── Material provided ──

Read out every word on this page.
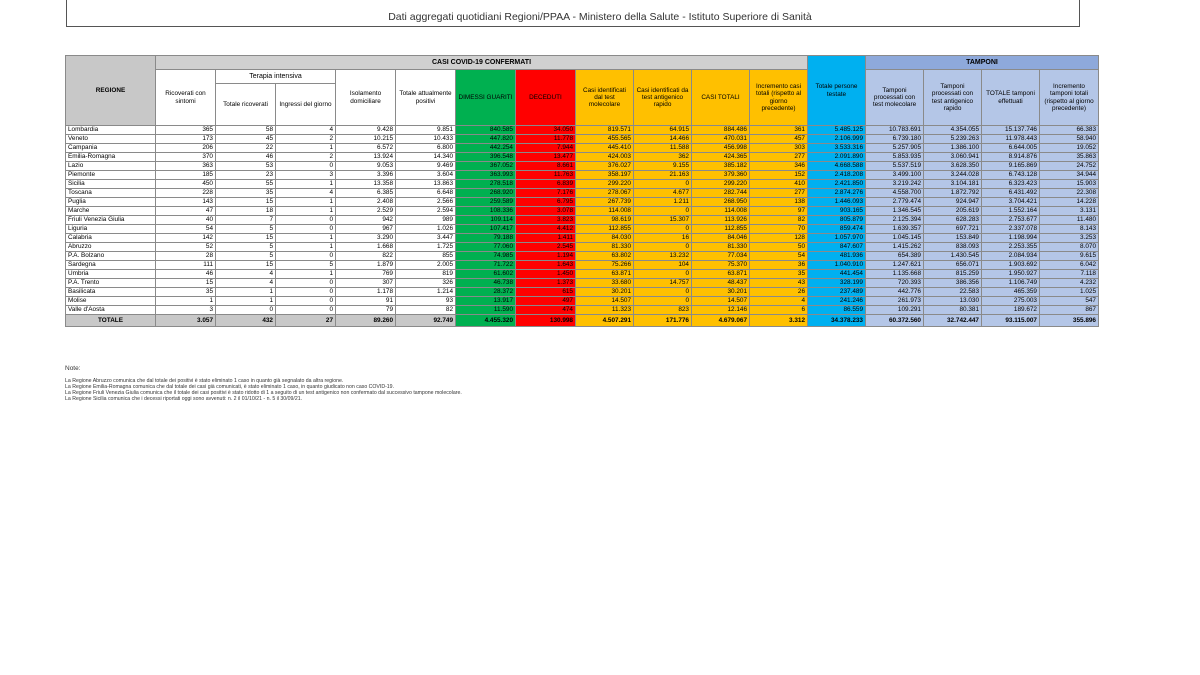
Dati aggregati quotidiani Regioni/PPAA - Ministero della Salute - Istituto Superiore di Sanità
REGIONE	CASI COVID-19 CONFERMATI											Totale persone testate	TAMPONI			
	Ricoverati con sintomi	Terapia intensiva		Isolamento domiciliare	Totale attualmente positivi	DIMESSI GUARITI	DECEDUTI	Casi identificati dal test molecolare	Casi identificati da test antigenico rapido	CASI TOTALI	Incremento casi totali (rispetto al giorno precedente)		Tamponi processati con test molecolare	Tamponi processati con test antigenico rapido	TOTALE tamponi effettuati	Incremento tamponi totali (rispetto al giorno precedente)
		Totale ricoverati	Ingressi del giorno													
Lombardia	365	58	4	9.428	9.851	840.585	34.050	819.571	64.915	884.486	361	5.485.125	10.783.691	4.354.055	15.137.746	66.383
Veneto	173	45	2	10.215	10.433	447.820	11.778	455.565	14.466	470.031	457	2.106.999	6.739.180	5.239.263	11.978.443	58.940
Campania	206	22	1	6.572	6.800	442.254	7.944	445.410	11.588	456.998	303	3.533.316	5.257.905	1.386.100	6.644.005	19.052
Emilia-Romagna	370	46	2	13.924	14.340	396.548	13.477	424.003	362	424.365	277	2.091.890	5.853.935	3.060.941	8.914.876	35.863
Lazio	363	53	0	9.053	9.469	367.052	8.661	376.027	9.155	385.182	346	4.668.588	5.537.519	3.628.350	9.165.869	24.752
Piemonte	185	23	3	3.396	3.604	363.993	11.763	358.197	21.163	379.360	152	2.418.208	3.499.100	3.244.028	6.743.128	34.944
Sicilia	450	55	1	13.358	13.863	278.518	6.839	299.220	0	299.220	410	2.421.850	3.219.242	3.104.181	6.323.423	15.903
Toscana	228	35	4	6.385	6.648	268.920	7.176	278.067	4.677	282.744	277	2.874.276	4.558.700	1.872.792	6.431.492	22.308
Puglia	143	15	1	2.408	2.566	259.589	6.795	267.739	1.211	268.950	138	1.446.093	2.779.474	924.947	3.704.421	14.228
Marche	47	18	1	2.529	2.594	108.336	3.078	114.008	0	114.008	97	903.165	1.346.545	205.619	1.552.164	3.131
Friuli Venezia Giulia	40	7	0	942	989	109.114	3.823	98.619	15.307	113.926	82	805.879	2.125.394	628.283	2.753.677	11.480
Liguria	54	5	0	967	1.026	107.417	4.412	112.855	0	112.855	70	859.474	1.639.357	697.721	2.337.078	8.143
Calabria	142	15	1	3.290	3.447	79.188	1.411	84.030	16	84.046	128	1.057.970	1.045.145	153.849	1.198.994	3.253
Abruzzo	52	5	1	1.668	1.725	77.060	2.545	81.330	0	81.330	50	847.607	1.415.262	838.093	2.253.355	8.070
P.A. Bolzano	28	5	0	822	855	74.985	1.194	63.802	13.232	77.034	54	481.936	654.389	1.430.545	2.084.934	9.615
Sardegna	111	15	5	1.879	2.005	71.722	1.643	75.266	104	75.370	36	1.040.910	1.247.621	656.071	1.903.692	6.042
Umbria	46	4	1	769	819	61.602	1.450	63.871	0	63.871	35	441.454	1.135.668	815.259	1.950.927	7.118
P.A. Trento	15	4	0	307	326	46.738	1.373	33.680	14.757	48.437	43	328.199	720.393	386.356	1.106.749	4.232
Basilicata	35	1	0	1.178	1.214	28.372	615	30.201	0	30.201	26	237.489	442.776	22.583	465.359	1.025
Molise	1	1	0	91	93	13.917	497	14.507	0	14.507	4	241.246	261.973	13.030	275.003	547
Valle d'Aosta	3	0	0	79	82	11.590	474	11.323	823	12.146	6	86.559	109.291	80.381	189.672	867
TOTALE	3.057	432	27	89.260	92.749	4.455.320	130.998	4.507.291	171.776	4.679.067	3.312	34.378.233	60.372.560	32.742.447	93.115.007	355.896
Note:
La Regione Abruzzo comunica che dal totale dei positivi è stato eliminato 1 caso in quanto già segnalato da altra regione.
La Regione Emilia-Romagna comunica che dal totale dei casi già comunicati, è stato eliminato 1 caso, in quanto giudicato non caso COVID-19.
La Regione Friuli Venezia Giulia comunica che il totale dei casi positivi è stato ridotto di 1 a seguito di un test antigenico non confermato dal successivo tampone molecolare.
La Regione Sicilia comunica che i decessi riportati oggi sono avvenuti: n. 2 il 01/10/21 - n. 5 il 30/09/21.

───

▶ _Aim of the task_: Review the material and copy each line in which the word "antigenico" appears.

▶ _Result_:
	Ricoverati con sintomi	Terapia intensiva		Isolamento domiciliare	Totale attualmente positivi	DIMESSI GUARITI	DECEDUTI	Casi identificati dal test molecolare	Casi identificati da test antigenico rapido	CASI TOTALI	Incremento casi totali (rispetto al giorno precedente)		Tamponi processati con test molecolare	Tamponi processati con test antigenico rapido	TOTALE tamponi effettuati	Incremento tamponi totali (rispetto al giorno precedente)
La Regione Friuli Venezia Giulia comunica che il totale dei casi positivi è stato ridotto di 1 a seguito di un test antigenico non confermato dal successivo tampone molecolare.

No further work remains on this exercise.